Goal | Copy all lines that contain the word "Individualism".

Available records |
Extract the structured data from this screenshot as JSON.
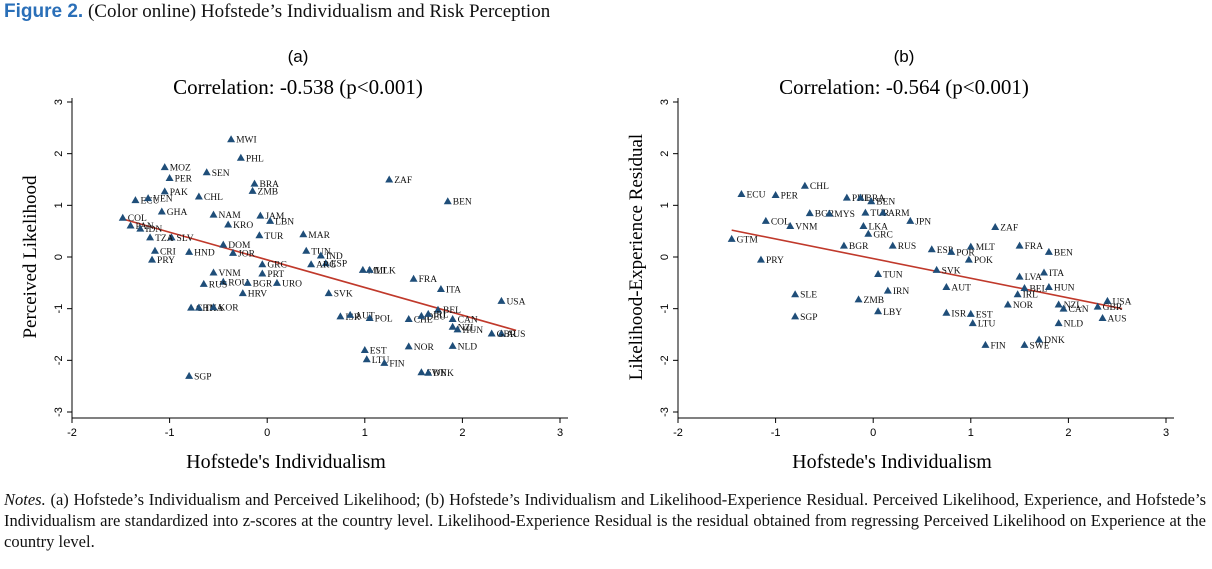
{
  "figure": {
    "label": "Figure 2.",
    "caption": "(Color online) Hofstede’s Individualism and Risk Perception"
  },
  "notes": {
    "label": "Notes.",
    "text": "(a) Hofstede’s Individualism and Perceived Likelihood; (b) Hofstede’s Individualism and Likelihood-Experience Residual. Perceived Likelihood, Experience, and Hofstede’s Individualism are standardized into z-scores at the country level. Likelihood-Experience Residual is the residual obtained from regressing Perceived Likelihood on Experience at the country level."
  },
  "colors": {
    "marker": "#1f4e79",
    "fit_line": "#c0392b",
    "axis": "#000000"
  },
  "chart_data": [
    {
      "type": "scatter",
      "panel_label": "(a)",
      "title": "Correlation: -0.538 (p<0.001)",
      "xlabel": "Hofstede's Individualism",
      "ylabel": "Perceived Likelihood",
      "xlim": [
        -2,
        3
      ],
      "ylim": [
        -3,
        3
      ],
      "xticks": [
        -2,
        -1,
        0,
        1,
        2,
        3
      ],
      "yticks": [
        -3,
        -2,
        -1,
        0,
        1,
        2,
        3
      ],
      "grid": false,
      "marker": "triangle",
      "fit_line": {
        "x": [
          -1.45,
          2.55
        ],
        "y": [
          0.72,
          -1.42
        ]
      },
      "points": [
        {
          "label": "MWI",
          "x": -0.37,
          "y": 2.28
        },
        {
          "label": "PHL",
          "x": -0.27,
          "y": 1.92
        },
        {
          "label": "MOZ",
          "x": -1.05,
          "y": 1.74
        },
        {
          "label": "SEN",
          "x": -0.62,
          "y": 1.64
        },
        {
          "label": "PER",
          "x": -1.0,
          "y": 1.53
        },
        {
          "label": "ZAF",
          "x": 1.25,
          "y": 1.5
        },
        {
          "label": "BRA",
          "x": -0.13,
          "y": 1.42
        },
        {
          "label": "ZMB",
          "x": -0.15,
          "y": 1.28
        },
        {
          "label": "PAK",
          "x": -1.05,
          "y": 1.27
        },
        {
          "label": "CHL",
          "x": -0.7,
          "y": 1.17
        },
        {
          "label": "ECU",
          "x": -1.35,
          "y": 1.1
        },
        {
          "label": "VEN",
          "x": -1.22,
          "y": 1.14
        },
        {
          "label": "BEN",
          "x": 1.85,
          "y": 1.08
        },
        {
          "label": "GHA",
          "x": -1.08,
          "y": 0.88
        },
        {
          "label": "NAM",
          "x": -0.55,
          "y": 0.82
        },
        {
          "label": "JAM",
          "x": -0.07,
          "y": 0.8
        },
        {
          "label": "COL",
          "x": -1.48,
          "y": 0.76
        },
        {
          "label": "LBN",
          "x": 0.03,
          "y": 0.7
        },
        {
          "label": "KRO",
          "x": -0.4,
          "y": 0.63
        },
        {
          "label": "PAN",
          "x": -1.4,
          "y": 0.61
        },
        {
          "label": "IDN",
          "x": -1.3,
          "y": 0.55
        },
        {
          "label": "TUR",
          "x": -0.08,
          "y": 0.42
        },
        {
          "label": "MAR",
          "x": 0.37,
          "y": 0.44
        },
        {
          "label": "SLV",
          "x": -0.98,
          "y": 0.38
        },
        {
          "label": "TZA",
          "x": -1.2,
          "y": 0.38
        },
        {
          "label": "DOM",
          "x": -0.45,
          "y": 0.24
        },
        {
          "label": "CRI",
          "x": -1.15,
          "y": 0.12
        },
        {
          "label": "HND",
          "x": -0.8,
          "y": 0.1
        },
        {
          "label": "JOR",
          "x": -0.35,
          "y": 0.08
        },
        {
          "label": "TUN",
          "x": 0.4,
          "y": 0.12
        },
        {
          "label": "IND",
          "x": 0.55,
          "y": 0.03
        },
        {
          "label": "PRY",
          "x": -1.18,
          "y": -0.05
        },
        {
          "label": "ESP",
          "x": 0.6,
          "y": -0.12
        },
        {
          "label": "GRC",
          "x": -0.05,
          "y": -0.14
        },
        {
          "label": "ARG",
          "x": 0.45,
          "y": -0.14
        },
        {
          "label": "MLT",
          "x": 0.98,
          "y": -0.25
        },
        {
          "label": "MLK",
          "x": 1.05,
          "y": -0.25
        },
        {
          "label": "FRA",
          "x": 1.5,
          "y": -0.42
        },
        {
          "label": "ITA",
          "x": 1.78,
          "y": -0.62
        },
        {
          "label": "VNM",
          "x": -0.55,
          "y": -0.3
        },
        {
          "label": "PRT",
          "x": -0.05,
          "y": -0.32
        },
        {
          "label": "ROU",
          "x": -0.45,
          "y": -0.48
        },
        {
          "label": "BGR",
          "x": -0.2,
          "y": -0.5
        },
        {
          "label": "URO",
          "x": 0.1,
          "y": -0.5
        },
        {
          "label": "RUS",
          "x": -0.65,
          "y": -0.52
        },
        {
          "label": "HRV",
          "x": -0.25,
          "y": -0.7
        },
        {
          "label": "SVK",
          "x": 0.63,
          "y": -0.7
        },
        {
          "label": "USA",
          "x": 2.4,
          "y": -0.85
        },
        {
          "label": "CHN",
          "x": -0.78,
          "y": -0.98
        },
        {
          "label": "THA",
          "x": -0.7,
          "y": -0.98
        },
        {
          "label": "KOR",
          "x": -0.55,
          "y": -0.97
        },
        {
          "label": "BEL",
          "x": 1.75,
          "y": -1.02
        },
        {
          "label": "ISR",
          "x": 0.75,
          "y": -1.15
        },
        {
          "label": "AUT",
          "x": 0.85,
          "y": -1.12
        },
        {
          "label": "POL",
          "x": 1.05,
          "y": -1.18
        },
        {
          "label": "CHE",
          "x": 1.45,
          "y": -1.2
        },
        {
          "label": "DEU",
          "x": 1.58,
          "y": -1.14
        },
        {
          "label": "IRL",
          "x": 1.65,
          "y": -1.1
        },
        {
          "label": "CAN",
          "x": 1.9,
          "y": -1.2
        },
        {
          "label": "NZL",
          "x": 1.9,
          "y": -1.35
        },
        {
          "label": "HUN",
          "x": 1.95,
          "y": -1.4
        },
        {
          "label": "AUS",
          "x": 2.4,
          "y": -1.48
        },
        {
          "label": "GBR",
          "x": 2.3,
          "y": -1.48
        },
        {
          "label": "NLD",
          "x": 1.9,
          "y": -1.72
        },
        {
          "label": "NOR",
          "x": 1.45,
          "y": -1.73
        },
        {
          "label": "EST",
          "x": 1.0,
          "y": -1.8
        },
        {
          "label": "LTU",
          "x": 1.02,
          "y": -1.98
        },
        {
          "label": "FIN",
          "x": 1.2,
          "y": -2.05
        },
        {
          "label": "SWE",
          "x": 1.58,
          "y": -2.23
        },
        {
          "label": "DNK",
          "x": 1.65,
          "y": -2.24
        },
        {
          "label": "SGP",
          "x": -0.8,
          "y": -2.3
        }
      ]
    },
    {
      "type": "scatter",
      "panel_label": "(b)",
      "title": "Correlation: -0.564 (p<0.001)",
      "xlabel": "Hofstede's Individualism",
      "ylabel": "Likelihood-Experience Residual",
      "xlim": [
        -2,
        3
      ],
      "ylim": [
        -3,
        3
      ],
      "xticks": [
        -2,
        -1,
        0,
        1,
        2,
        3
      ],
      "yticks": [
        -3,
        -2,
        -1,
        0,
        1,
        2,
        3
      ],
      "grid": false,
      "marker": "triangle",
      "fit_line": {
        "x": [
          -1.45,
          2.55
        ],
        "y": [
          0.52,
          -1.0
        ]
      },
      "points": [
        {
          "label": "CHL",
          "x": -0.7,
          "y": 1.38
        },
        {
          "label": "ECU",
          "x": -1.35,
          "y": 1.22
        },
        {
          "label": "PER",
          "x": -1.0,
          "y": 1.2
        },
        {
          "label": "PHL",
          "x": -0.27,
          "y": 1.15
        },
        {
          "label": "BRA",
          "x": -0.13,
          "y": 1.15
        },
        {
          "label": "BEN",
          "x": -0.02,
          "y": 1.08
        },
        {
          "label": "BGR",
          "x": -0.65,
          "y": 0.85
        },
        {
          "label": "MYS",
          "x": -0.45,
          "y": 0.84
        },
        {
          "label": "TUR",
          "x": -0.08,
          "y": 0.86
        },
        {
          "label": "ARM",
          "x": 0.1,
          "y": 0.86
        },
        {
          "label": "JPN",
          "x": 0.38,
          "y": 0.7
        },
        {
          "label": "ZAF",
          "x": 1.25,
          "y": 0.58
        },
        {
          "label": "COL",
          "x": -1.1,
          "y": 0.7
        },
        {
          "label": "VNM",
          "x": -0.85,
          "y": 0.6
        },
        {
          "label": "LKA",
          "x": -0.1,
          "y": 0.6
        },
        {
          "label": "GRC",
          "x": -0.05,
          "y": 0.45
        },
        {
          "label": "GTM",
          "x": -1.45,
          "y": 0.35
        },
        {
          "label": "BGR",
          "x": -0.3,
          "y": 0.22
        },
        {
          "label": "RUS",
          "x": 0.2,
          "y": 0.22
        },
        {
          "label": "MLT",
          "x": 1.0,
          "y": 0.2
        },
        {
          "label": "FRA",
          "x": 1.5,
          "y": 0.22
        },
        {
          "label": "BEN",
          "x": 1.8,
          "y": 0.1
        },
        {
          "label": "ESP",
          "x": 0.6,
          "y": 0.15
        },
        {
          "label": "POR",
          "x": 0.8,
          "y": 0.1
        },
        {
          "label": "POK",
          "x": 0.98,
          "y": -0.05
        },
        {
          "label": "PRY",
          "x": -1.15,
          "y": -0.05
        },
        {
          "label": "SVK",
          "x": 0.65,
          "y": -0.25
        },
        {
          "label": "TUN",
          "x": 0.05,
          "y": -0.33
        },
        {
          "label": "LVA",
          "x": 1.5,
          "y": -0.38
        },
        {
          "label": "ITA",
          "x": 1.75,
          "y": -0.3
        },
        {
          "label": "AUT",
          "x": 0.75,
          "y": -0.58
        },
        {
          "label": "BEL",
          "x": 1.55,
          "y": -0.6
        },
        {
          "label": "HUN",
          "x": 1.8,
          "y": -0.58
        },
        {
          "label": "IRN",
          "x": 0.15,
          "y": -0.65
        },
        {
          "label": "IRL",
          "x": 1.48,
          "y": -0.72
        },
        {
          "label": "ZMB",
          "x": -0.15,
          "y": -0.82
        },
        {
          "label": "NOR",
          "x": 1.38,
          "y": -0.92
        },
        {
          "label": "NZL",
          "x": 1.9,
          "y": -0.92
        },
        {
          "label": "CAN",
          "x": 1.95,
          "y": -1.0
        },
        {
          "label": "USA",
          "x": 2.4,
          "y": -0.85
        },
        {
          "label": "GBR",
          "x": 2.3,
          "y": -0.96
        },
        {
          "label": "AUS",
          "x": 2.35,
          "y": -1.18
        },
        {
          "label": "SLE",
          "x": -0.8,
          "y": -0.72
        },
        {
          "label": "SGP",
          "x": -0.8,
          "y": -1.15
        },
        {
          "label": "LBY",
          "x": 0.05,
          "y": -1.05
        },
        {
          "label": "ISR",
          "x": 0.75,
          "y": -1.08
        },
        {
          "label": "EST",
          "x": 1.0,
          "y": -1.1
        },
        {
          "label": "LTU",
          "x": 1.02,
          "y": -1.28
        },
        {
          "label": "NLD",
          "x": 1.9,
          "y": -1.28
        },
        {
          "label": "DNK",
          "x": 1.7,
          "y": -1.6
        },
        {
          "label": "SWE",
          "x": 1.55,
          "y": -1.7
        },
        {
          "label": "FIN",
          "x": 1.15,
          "y": -1.7
        }
      ]
    }
  ]
}
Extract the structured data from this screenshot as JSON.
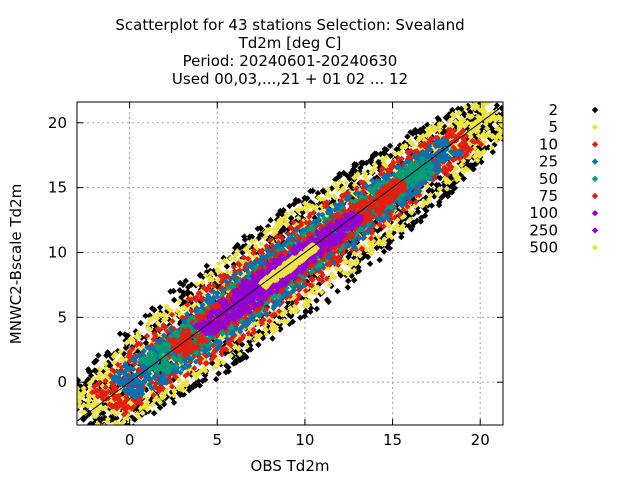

Finished exercise |
    "caption": "(Color online) Hofstede’s Individualism and Risk Perception"
    "text": "(a) Hofstede’s Individualism and Perceived Likelihood; (b) Hofstede’s Individualism and Likelihood-Experience Residual. Perceived Likelihood, Experience, and Hofstede’s Individualism are standardized into z-scores at the country level. Likelihood-Experience Residual is the residual obtained from regressing Perceived Likelihood on Experience at the country level."
      "xlabel": "Hofstede's Individualism",
      "xlabel": "Hofstede's Individualism",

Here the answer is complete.